Required work: In the records below, find the line containing "Give me the". Output it and every line after it to the end, unchanged, with no pictures.

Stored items
☆ ☆ ☆ ☆
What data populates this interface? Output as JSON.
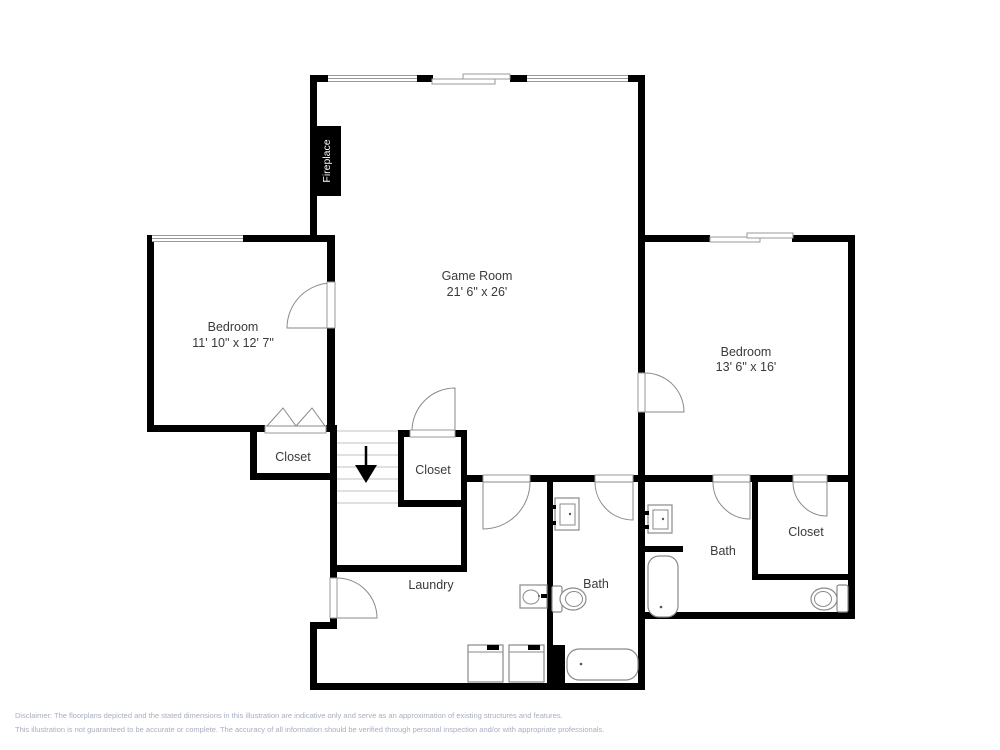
{
  "plan": {
    "fireplace_label": "Fireplace",
    "rooms": {
      "game_room": {
        "name": "Game Room",
        "dims": "21' 6\" x 26'"
      },
      "bedroom_left": {
        "name": "Bedroom",
        "dims": "11' 10\" x 12' 7\""
      },
      "bedroom_right": {
        "name": "Bedroom",
        "dims": "13' 6\" x 16'"
      },
      "closet_left": {
        "name": "Closet"
      },
      "closet_center": {
        "name": "Closet"
      },
      "closet_right": {
        "name": "Closet"
      },
      "laundry": {
        "name": "Laundry"
      },
      "bath_center": {
        "name": "Bath"
      },
      "bath_right": {
        "name": "Bath"
      }
    }
  },
  "disclaimer": {
    "line1": "Disclaimer: The floorplans depicted and the stated dimensions in this illustration are indicative only and serve as an approximation of existing structures and features.",
    "line2": "This illustration is not guaranteed to be accurate or complete. The accuracy of all information should be verified through personal inspection and/or with appropriate professionals."
  },
  "colors": {
    "wall": "#000000",
    "room_label": "#3a3a3a",
    "fixture_outline": "#8a8a8a",
    "window_line": "#9a9a9a",
    "stair_tread": "#c2c2c2",
    "disclaimer_text": "#a9aec1",
    "fireplace_text": "#ffffff"
  }
}
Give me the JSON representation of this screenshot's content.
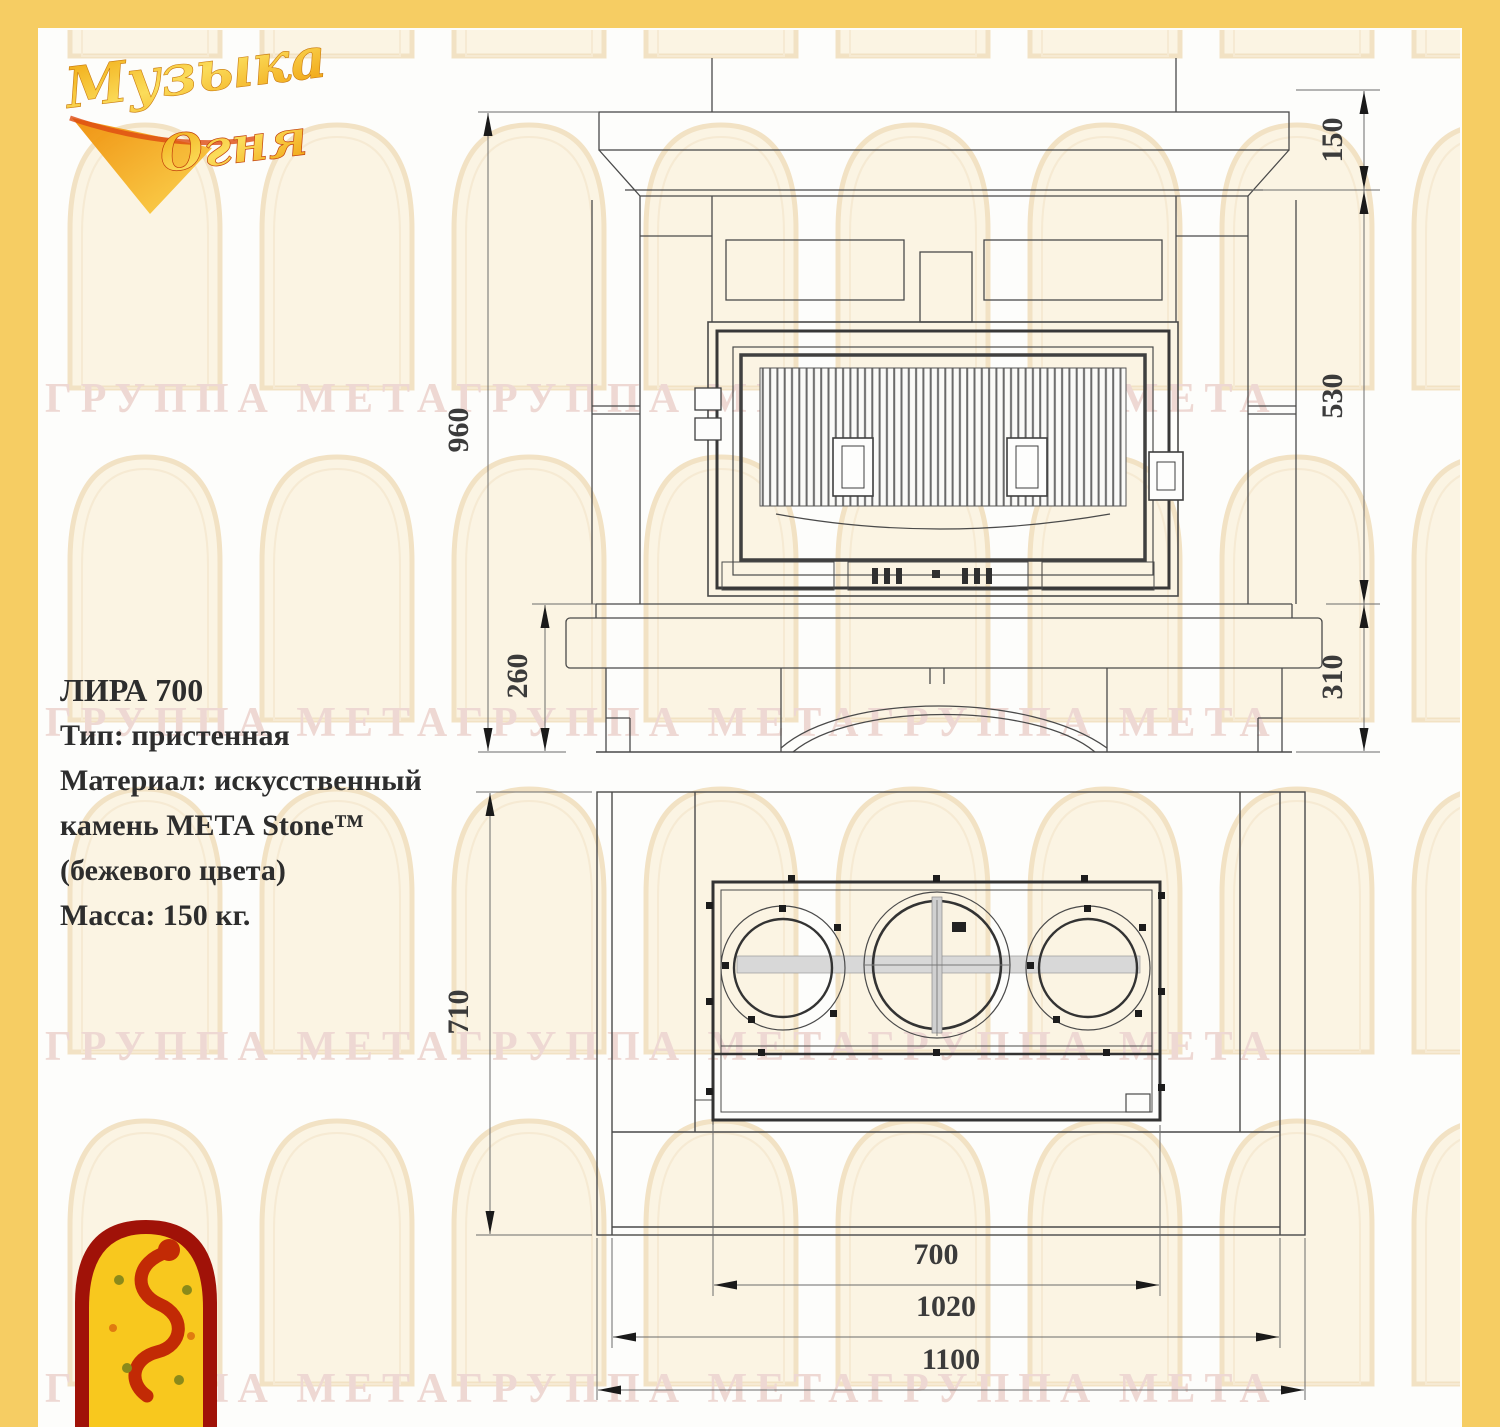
{
  "brand": {
    "name_word1": "Музыка",
    "name_word2": "Огня"
  },
  "info": {
    "title": "ЛИРА 700",
    "line1": "Тип: пристенная",
    "line2": "Материал: искусственный",
    "line3": "камень МЕТА Stone™",
    "line4": "(бежевого цвета)",
    "line5": "Масса: 150 кг."
  },
  "watermark": {
    "text": "ГРУППА МЕТАГРУППА МЕТАГРУППА МЕТА"
  },
  "front_view": {
    "dims": {
      "total_height": "960",
      "mantel_height": "150",
      "firebox_height": "530",
      "base_height_right": "310",
      "base_height_left": "260"
    }
  },
  "plan_view": {
    "dims": {
      "depth": "710",
      "firebox_width": "700",
      "inner_width": "1020",
      "total_width": "1100"
    }
  },
  "colors": {
    "frame": "#f6cd63",
    "watermark": "#eed8d3",
    "line": "#4a4a4a",
    "logo_red": "#b01208",
    "logo_yellow": "#f8c81e"
  }
}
☆ ☆ ☆ ☆
Complete answer:
Give me the JSON representation of this screenshot's content.
{
  "brand": {
    "name_word1": "Музыка",
    "name_word2": "Огня"
  },
  "info": {
    "title": "ЛИРА 700",
    "line1": "Тип: пристенная",
    "line2": "Материал: искусственный",
    "line3": "камень МЕТА Stone™",
    "line4": "(бежевого цвета)",
    "line5": "Масса: 150 кг."
  },
  "watermark": {
    "text": "ГРУППА МЕТАГРУППА МЕТАГРУППА МЕТА"
  },
  "front_view": {
    "dims": {
      "total_height": "960",
      "mantel_height": "150",
      "firebox_height": "530",
      "base_height_right": "310",
      "base_height_left": "260"
    }
  },
  "plan_view": {
    "dims": {
      "depth": "710",
      "firebox_width": "700",
      "inner_width": "1020",
      "total_width": "1100"
    }
  },
  "colors": {
    "frame": "#f6cd63",
    "watermark": "#eed8d3",
    "line": "#4a4a4a",
    "logo_red": "#b01208",
    "logo_yellow": "#f8c81e"
  }
}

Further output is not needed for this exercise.